[start]

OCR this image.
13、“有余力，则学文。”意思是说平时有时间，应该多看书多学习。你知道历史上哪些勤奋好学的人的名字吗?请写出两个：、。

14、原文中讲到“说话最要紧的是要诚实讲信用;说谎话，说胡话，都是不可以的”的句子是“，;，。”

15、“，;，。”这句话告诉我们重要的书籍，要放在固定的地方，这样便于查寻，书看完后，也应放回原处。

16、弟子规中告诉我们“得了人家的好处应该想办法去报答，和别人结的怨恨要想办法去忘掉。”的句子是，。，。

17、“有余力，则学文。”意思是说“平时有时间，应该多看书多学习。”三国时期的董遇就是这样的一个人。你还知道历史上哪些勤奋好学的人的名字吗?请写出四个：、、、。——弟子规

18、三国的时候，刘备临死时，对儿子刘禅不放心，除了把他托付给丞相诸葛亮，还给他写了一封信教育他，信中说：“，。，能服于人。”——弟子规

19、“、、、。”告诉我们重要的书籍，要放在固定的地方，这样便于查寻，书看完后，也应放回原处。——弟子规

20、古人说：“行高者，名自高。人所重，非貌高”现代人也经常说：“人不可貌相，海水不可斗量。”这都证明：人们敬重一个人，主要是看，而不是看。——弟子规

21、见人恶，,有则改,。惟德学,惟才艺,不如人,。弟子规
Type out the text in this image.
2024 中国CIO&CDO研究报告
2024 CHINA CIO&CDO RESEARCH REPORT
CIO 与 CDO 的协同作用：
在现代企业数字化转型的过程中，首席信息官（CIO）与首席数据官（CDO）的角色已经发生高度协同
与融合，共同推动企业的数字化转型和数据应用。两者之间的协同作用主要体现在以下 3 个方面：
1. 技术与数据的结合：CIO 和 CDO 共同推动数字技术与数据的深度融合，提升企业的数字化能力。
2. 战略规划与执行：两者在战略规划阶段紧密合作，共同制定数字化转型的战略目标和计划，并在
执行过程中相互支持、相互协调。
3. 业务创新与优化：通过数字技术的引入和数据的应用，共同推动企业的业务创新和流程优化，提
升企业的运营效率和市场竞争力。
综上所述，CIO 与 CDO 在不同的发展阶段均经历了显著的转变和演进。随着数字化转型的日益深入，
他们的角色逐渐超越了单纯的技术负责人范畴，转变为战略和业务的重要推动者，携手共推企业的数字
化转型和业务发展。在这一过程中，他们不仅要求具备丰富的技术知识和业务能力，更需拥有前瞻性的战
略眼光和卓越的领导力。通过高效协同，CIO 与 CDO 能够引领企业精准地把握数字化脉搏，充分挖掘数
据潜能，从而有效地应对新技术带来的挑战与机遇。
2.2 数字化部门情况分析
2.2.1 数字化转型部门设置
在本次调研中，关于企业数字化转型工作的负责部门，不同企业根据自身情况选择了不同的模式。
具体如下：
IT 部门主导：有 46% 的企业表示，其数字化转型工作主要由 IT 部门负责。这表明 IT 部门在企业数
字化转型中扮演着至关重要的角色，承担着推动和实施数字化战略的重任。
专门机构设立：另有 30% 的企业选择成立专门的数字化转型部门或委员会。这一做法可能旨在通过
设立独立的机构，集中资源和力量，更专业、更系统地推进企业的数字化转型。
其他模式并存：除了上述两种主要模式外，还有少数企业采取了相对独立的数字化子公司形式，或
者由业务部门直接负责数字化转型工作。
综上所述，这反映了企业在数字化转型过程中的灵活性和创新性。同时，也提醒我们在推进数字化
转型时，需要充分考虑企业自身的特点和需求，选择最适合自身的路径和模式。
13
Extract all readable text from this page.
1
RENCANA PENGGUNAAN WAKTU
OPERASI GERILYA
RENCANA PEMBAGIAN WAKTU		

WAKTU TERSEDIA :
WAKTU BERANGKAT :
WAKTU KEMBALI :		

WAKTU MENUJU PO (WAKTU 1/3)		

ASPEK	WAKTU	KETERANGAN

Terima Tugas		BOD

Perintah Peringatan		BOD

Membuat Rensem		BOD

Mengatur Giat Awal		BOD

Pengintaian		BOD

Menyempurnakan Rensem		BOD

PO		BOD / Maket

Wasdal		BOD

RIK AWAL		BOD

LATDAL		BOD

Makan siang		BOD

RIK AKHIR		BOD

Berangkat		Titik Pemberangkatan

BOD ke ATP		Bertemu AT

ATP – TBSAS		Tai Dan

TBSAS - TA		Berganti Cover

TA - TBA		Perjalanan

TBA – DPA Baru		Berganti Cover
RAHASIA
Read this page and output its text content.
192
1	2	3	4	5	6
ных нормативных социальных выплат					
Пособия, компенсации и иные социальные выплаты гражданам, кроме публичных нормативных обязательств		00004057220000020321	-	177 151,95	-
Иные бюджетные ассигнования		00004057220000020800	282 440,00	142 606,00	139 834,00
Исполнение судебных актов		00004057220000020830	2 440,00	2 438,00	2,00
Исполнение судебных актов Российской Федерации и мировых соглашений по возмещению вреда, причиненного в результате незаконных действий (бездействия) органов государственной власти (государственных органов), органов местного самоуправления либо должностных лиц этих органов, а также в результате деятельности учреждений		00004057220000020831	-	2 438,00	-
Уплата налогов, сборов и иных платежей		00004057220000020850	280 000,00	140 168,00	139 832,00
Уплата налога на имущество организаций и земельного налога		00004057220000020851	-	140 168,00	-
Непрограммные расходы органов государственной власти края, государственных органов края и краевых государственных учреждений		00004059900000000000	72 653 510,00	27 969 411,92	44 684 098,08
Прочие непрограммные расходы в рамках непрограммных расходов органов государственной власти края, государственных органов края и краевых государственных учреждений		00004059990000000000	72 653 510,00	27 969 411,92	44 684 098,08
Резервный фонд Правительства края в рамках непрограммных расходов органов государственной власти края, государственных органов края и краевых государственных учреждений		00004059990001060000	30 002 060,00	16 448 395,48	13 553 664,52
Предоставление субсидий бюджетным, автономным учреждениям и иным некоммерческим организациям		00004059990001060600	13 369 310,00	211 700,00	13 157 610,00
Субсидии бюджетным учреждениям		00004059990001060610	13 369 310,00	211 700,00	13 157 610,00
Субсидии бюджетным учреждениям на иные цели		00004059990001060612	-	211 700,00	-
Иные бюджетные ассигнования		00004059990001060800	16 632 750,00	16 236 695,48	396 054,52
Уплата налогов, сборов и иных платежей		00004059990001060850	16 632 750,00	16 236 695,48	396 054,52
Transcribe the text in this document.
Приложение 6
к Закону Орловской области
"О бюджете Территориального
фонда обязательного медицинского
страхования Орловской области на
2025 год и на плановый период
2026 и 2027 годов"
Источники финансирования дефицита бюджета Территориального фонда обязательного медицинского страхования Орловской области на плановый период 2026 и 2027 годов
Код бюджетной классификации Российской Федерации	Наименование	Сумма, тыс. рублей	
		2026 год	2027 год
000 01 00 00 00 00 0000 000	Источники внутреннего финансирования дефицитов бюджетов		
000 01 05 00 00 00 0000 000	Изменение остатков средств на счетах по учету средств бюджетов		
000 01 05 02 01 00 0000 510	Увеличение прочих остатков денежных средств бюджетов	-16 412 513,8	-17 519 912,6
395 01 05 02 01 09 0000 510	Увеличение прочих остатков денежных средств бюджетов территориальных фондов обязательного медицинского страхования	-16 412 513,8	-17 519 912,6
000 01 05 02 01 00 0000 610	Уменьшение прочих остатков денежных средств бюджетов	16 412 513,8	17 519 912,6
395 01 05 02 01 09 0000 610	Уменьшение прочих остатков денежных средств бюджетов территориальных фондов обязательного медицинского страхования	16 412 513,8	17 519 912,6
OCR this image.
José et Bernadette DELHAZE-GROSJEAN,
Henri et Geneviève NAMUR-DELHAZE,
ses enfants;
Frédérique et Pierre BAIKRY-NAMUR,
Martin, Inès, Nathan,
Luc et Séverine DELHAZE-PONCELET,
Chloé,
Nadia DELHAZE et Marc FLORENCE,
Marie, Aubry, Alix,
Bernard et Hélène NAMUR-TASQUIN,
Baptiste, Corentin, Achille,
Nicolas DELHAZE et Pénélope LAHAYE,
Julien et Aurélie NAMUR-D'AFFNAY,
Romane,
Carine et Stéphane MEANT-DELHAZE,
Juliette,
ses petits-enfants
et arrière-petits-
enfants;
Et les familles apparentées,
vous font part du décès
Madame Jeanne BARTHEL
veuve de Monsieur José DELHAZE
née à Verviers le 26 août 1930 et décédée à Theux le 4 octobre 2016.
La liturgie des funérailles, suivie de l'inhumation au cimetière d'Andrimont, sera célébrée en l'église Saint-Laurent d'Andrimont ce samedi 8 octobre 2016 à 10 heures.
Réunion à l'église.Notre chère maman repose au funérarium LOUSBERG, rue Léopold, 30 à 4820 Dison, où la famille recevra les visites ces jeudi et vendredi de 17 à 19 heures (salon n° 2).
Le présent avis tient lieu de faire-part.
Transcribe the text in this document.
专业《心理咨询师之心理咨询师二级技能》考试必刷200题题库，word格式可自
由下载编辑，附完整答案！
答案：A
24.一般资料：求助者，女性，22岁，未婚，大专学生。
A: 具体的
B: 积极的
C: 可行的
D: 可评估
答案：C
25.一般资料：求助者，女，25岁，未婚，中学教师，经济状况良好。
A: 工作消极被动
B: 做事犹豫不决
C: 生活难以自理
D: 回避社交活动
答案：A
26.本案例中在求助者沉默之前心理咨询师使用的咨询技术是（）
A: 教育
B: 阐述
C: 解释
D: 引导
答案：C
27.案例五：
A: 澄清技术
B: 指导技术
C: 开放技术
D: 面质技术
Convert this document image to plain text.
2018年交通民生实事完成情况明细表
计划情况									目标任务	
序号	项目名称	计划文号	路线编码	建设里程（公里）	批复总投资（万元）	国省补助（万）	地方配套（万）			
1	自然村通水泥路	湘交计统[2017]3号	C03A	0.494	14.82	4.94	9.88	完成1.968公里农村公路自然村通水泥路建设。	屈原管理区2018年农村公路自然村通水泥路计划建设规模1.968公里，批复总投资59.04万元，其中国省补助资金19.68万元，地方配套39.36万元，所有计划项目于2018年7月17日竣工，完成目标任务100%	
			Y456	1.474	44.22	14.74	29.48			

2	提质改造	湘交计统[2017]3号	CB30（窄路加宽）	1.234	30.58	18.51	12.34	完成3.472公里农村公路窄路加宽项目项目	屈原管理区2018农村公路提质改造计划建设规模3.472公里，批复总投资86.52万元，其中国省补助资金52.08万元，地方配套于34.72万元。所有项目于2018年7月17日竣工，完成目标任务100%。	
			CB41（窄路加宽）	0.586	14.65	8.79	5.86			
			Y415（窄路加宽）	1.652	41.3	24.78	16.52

[end]

YOUR OBJECTIVE:
Which lines contain "TBSAS"? Show each of them.

EXERCISE RESULT:
ATP – TBSAS		Tai Dan
TBSAS - TA		Berganti Cover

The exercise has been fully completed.